■ **TASK DESCRIPTION**
Make an exact copy of the entries below.

------ PROVIDED DATA ------

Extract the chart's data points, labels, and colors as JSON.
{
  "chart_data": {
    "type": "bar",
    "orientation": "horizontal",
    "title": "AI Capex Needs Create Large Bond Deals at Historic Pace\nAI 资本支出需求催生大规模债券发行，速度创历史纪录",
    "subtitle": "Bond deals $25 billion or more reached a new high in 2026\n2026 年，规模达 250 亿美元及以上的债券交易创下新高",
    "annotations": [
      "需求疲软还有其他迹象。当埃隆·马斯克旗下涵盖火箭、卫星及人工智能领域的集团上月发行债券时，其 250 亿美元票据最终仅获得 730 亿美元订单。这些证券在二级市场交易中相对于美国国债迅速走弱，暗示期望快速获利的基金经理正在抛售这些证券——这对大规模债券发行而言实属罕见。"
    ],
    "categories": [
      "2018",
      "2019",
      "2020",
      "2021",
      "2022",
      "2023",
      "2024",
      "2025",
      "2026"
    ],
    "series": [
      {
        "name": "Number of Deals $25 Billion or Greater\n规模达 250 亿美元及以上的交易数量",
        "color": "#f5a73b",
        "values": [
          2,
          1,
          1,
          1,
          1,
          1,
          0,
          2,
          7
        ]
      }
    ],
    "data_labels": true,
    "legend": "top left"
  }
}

------

■ **TASK ANSWER**
Extract the chart's data points, labels, and colors as JSON.
{
  "chart_data": {
    "type": "bar",
    "orientation": "horizontal",
    "title": "AI Capex Needs Create Large Bond Deals at Historic Pace\nAI 资本支出需求催生大规模债券发行，速度创历史纪录",
    "subtitle": "Bond deals $25 billion or more reached a new high in 2026\n2026 年，规模达 250 亿美元及以上的债券交易创下新高",
    "annotations": [
      "需求疲软还有其他迹象。当埃隆·马斯克旗下涵盖火箭、卫星及人工智能领域的集团上月发行债券时，其 250 亿美元票据最终仅获得 730 亿美元订单。这些证券在二级市场交易中相对于美国国债迅速走弱，暗示期望快速获利的基金经理正在抛售这些证券——这对大规模债券发行而言实属罕见。"
    ],
    "categories": [
      "2018",
      "2019",
      "2020",
      "2021",
      "2022",
      "2023",
      "2024",
      "2025",
      "2026"
    ],
    "series": [
      {
        "name": "Number of Deals $25 Billion or Greater\n规模达 250 亿美元及以上的交易数量",
        "color": "#f5a73b",
        "values": [
          2,
          1,
          1,
          1,
          1,
          1,
          0,
          2,
          7
        ]
      }
    ],
    "data_labels": true,
    "legend": "top left"
  }
}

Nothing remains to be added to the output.